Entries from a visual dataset

══════

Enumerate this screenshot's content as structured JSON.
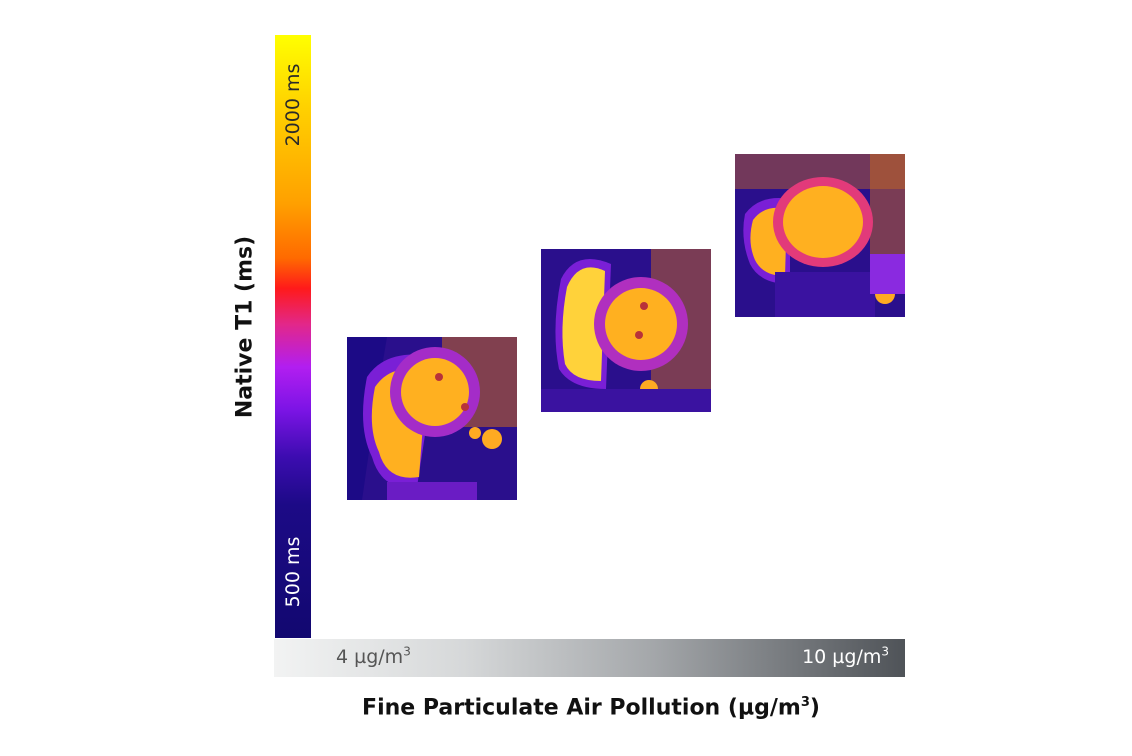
{
  "y_axis": {
    "title": "Native T1 (ms)"
  },
  "colorbar": {
    "max_label": "2000 ms",
    "min_label": "500 ms",
    "colormap": [
      "#ffff00",
      "#ffa000",
      "#ff1a1a",
      "#b21ef0",
      "#3c0cb0",
      "#120870"
    ]
  },
  "pollution_bar": {
    "low_value": "4 µg/m",
    "low_exp": "3",
    "high_value": "10 µg/m",
    "high_exp": "3",
    "gradient": [
      "#f2f3f3",
      "#4f5358"
    ]
  },
  "x_axis": {
    "title_prefix": "Fine Particulate Air Pollution (µg/m",
    "title_exp": "3",
    "title_suffix": ")"
  },
  "images": [
    {
      "name": "cardiac-mri-low-pollution",
      "description": "short-axis cardiac T1 map"
    },
    {
      "name": "cardiac-mri-mid-pollution",
      "description": "short-axis cardiac T1 map"
    },
    {
      "name": "cardiac-mri-high-pollution",
      "description": "short-axis cardiac T1 map"
    }
  ]
}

══════

**EXERCISE PROMPT:**
Copy everything in the records above except the pictures, exactly as written.

**TASK SOLUTION:**
Enumerate this screenshot's content as structured JSON.
{
  "y_axis": {
    "title": "Native T1 (ms)"
  },
  "colorbar": {
    "max_label": "2000 ms",
    "min_label": "500 ms",
    "colormap": [
      "#ffff00",
      "#ffa000",
      "#ff1a1a",
      "#b21ef0",
      "#3c0cb0",
      "#120870"
    ]
  },
  "pollution_bar": {
    "low_value": "4 µg/m",
    "low_exp": "3",
    "high_value": "10 µg/m",
    "high_exp": "3",
    "gradient": [
      "#f2f3f3",
      "#4f5358"
    ]
  },
  "x_axis": {
    "title_prefix": "Fine Particulate Air Pollution (µg/m",
    "title_exp": "3",
    "title_suffix": ")"
  },
  "images": [
    {
      "name": "cardiac-mri-low-pollution",
      "description": "short-axis cardiac T1 map"
    },
    {
      "name": "cardiac-mri-mid-pollution",
      "description": "short-axis cardiac T1 map"
    },
    {
      "name": "cardiac-mri-high-pollution",
      "description": "short-axis cardiac T1 map"
    }
  ]
}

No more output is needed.